PROBLEM TO SOLVE
Write each line out again exactly as written.

──────── EXTRACTED DATA ────────

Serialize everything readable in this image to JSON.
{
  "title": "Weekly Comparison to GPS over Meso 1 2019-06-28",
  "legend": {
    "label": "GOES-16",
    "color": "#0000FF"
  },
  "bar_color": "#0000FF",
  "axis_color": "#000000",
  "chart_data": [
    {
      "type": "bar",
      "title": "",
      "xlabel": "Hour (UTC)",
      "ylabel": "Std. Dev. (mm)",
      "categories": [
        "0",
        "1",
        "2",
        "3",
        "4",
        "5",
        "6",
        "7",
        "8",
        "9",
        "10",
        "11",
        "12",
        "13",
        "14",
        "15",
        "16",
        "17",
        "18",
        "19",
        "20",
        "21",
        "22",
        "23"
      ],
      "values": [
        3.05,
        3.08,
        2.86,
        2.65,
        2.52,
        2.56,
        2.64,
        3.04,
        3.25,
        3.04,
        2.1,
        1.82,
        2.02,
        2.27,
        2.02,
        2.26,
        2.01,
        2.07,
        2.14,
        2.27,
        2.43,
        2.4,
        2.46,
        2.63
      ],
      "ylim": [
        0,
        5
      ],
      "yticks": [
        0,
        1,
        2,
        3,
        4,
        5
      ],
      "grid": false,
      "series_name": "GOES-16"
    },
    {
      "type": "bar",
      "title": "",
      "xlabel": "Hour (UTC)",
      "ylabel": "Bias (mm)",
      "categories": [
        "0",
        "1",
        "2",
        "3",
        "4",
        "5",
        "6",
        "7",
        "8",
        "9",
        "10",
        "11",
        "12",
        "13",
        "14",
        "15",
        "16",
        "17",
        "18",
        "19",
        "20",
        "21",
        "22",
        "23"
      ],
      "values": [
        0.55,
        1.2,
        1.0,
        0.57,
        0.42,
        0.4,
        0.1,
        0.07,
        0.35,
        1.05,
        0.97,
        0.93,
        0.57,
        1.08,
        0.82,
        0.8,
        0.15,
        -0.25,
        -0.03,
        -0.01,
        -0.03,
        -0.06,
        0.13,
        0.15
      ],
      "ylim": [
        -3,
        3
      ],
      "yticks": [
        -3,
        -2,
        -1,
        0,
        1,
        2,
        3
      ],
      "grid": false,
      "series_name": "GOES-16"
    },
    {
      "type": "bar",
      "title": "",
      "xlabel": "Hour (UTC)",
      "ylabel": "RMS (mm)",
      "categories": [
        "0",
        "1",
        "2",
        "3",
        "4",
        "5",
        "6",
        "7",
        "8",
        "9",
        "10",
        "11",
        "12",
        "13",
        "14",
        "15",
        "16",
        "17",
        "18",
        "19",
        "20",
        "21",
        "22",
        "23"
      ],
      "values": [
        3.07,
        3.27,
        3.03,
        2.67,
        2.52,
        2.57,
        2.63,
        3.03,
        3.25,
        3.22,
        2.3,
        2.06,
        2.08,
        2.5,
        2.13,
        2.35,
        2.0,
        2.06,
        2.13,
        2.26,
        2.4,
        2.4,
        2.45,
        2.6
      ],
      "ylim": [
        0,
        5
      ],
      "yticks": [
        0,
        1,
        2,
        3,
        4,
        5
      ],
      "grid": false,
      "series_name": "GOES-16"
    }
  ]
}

────────

RIGHT ANSWER
Serialize everything readable in this image to JSON.
{
  "title": "Weekly Comparison to GPS over Meso 1 2019-06-28",
  "legend": {
    "label": "GOES-16",
    "color": "#0000FF"
  },
  "bar_color": "#0000FF",
  "axis_color": "#000000",
  "chart_data": [
    {
      "type": "bar",
      "title": "",
      "xlabel": "Hour (UTC)",
      "ylabel": "Std. Dev. (mm)",
      "categories": [
        "0",
        "1",
        "2",
        "3",
        "4",
        "5",
        "6",
        "7",
        "8",
        "9",
        "10",
        "11",
        "12",
        "13",
        "14",
        "15",
        "16",
        "17",
        "18",
        "19",
        "20",
        "21",
        "22",
        "23"
      ],
      "values": [
        3.05,
        3.08,
        2.86,
        2.65,
        2.52,
        2.56,
        2.64,
        3.04,
        3.25,
        3.04,
        2.1,
        1.82,
        2.02,
        2.27,
        2.02,
        2.26,
        2.01,
        2.07,
        2.14,
        2.27,
        2.43,
        2.4,
        2.46,
        2.63
      ],
      "ylim": [
        0,
        5
      ],
      "yticks": [
        0,
        1,
        2,
        3,
        4,
        5
      ],
      "grid": false,
      "series_name": "GOES-16"
    },
    {
      "type": "bar",
      "title": "",
      "xlabel": "Hour (UTC)",
      "ylabel": "Bias (mm)",
      "categories": [
        "0",
        "1",
        "2",
        "3",
        "4",
        "5",
        "6",
        "7",
        "8",
        "9",
        "10",
        "11",
        "12",
        "13",
        "14",
        "15",
        "16",
        "17",
        "18",
        "19",
        "20",
        "21",
        "22",
        "23"
      ],
      "values": [
        0.55,
        1.2,
        1.0,
        0.57,
        0.42,
        0.4,
        0.1,
        0.07,
        0.35,
        1.05,
        0.97,
        0.93,
        0.57,
        1.08,
        0.82,
        0.8,
        0.15,
        -0.25,
        -0.03,
        -0.01,
        -0.03,
        -0.06,
        0.13,
        0.15
      ],
      "ylim": [
        -3,
        3
      ],
      "yticks": [
        -3,
        -2,
        -1,
        0,
        1,
        2,
        3
      ],
      "grid": false,
      "series_name": "GOES-16"
    },
    {
      "type": "bar",
      "title": "",
      "xlabel": "Hour (UTC)",
      "ylabel": "RMS (mm)",
      "categories": [
        "0",
        "1",
        "2",
        "3",
        "4",
        "5",
        "6",
        "7",
        "8",
        "9",
        "10",
        "11",
        "12",
        "13",
        "14",
        "15",
        "16",
        "17",
        "18",
        "19",
        "20",
        "21",
        "22",
        "23"
      ],
      "values": [
        3.07,
        3.27,
        3.03,
        2.67,
        2.52,
        2.57,
        2.63,
        3.03,
        3.25,
        3.22,
        2.3,
        2.06,
        2.08,
        2.5,
        2.13,
        2.35,
        2.0,
        2.06,
        2.13,
        2.26,
        2.4,
        2.4,
        2.45,
        2.6
      ],
      "ylim": [
        0,
        5
      ],
      "yticks": [
        0,
        1,
        2,
        3,
        4,
        5
      ],
      "grid": false,
      "series_name": "GOES-16"
    }
  ]
}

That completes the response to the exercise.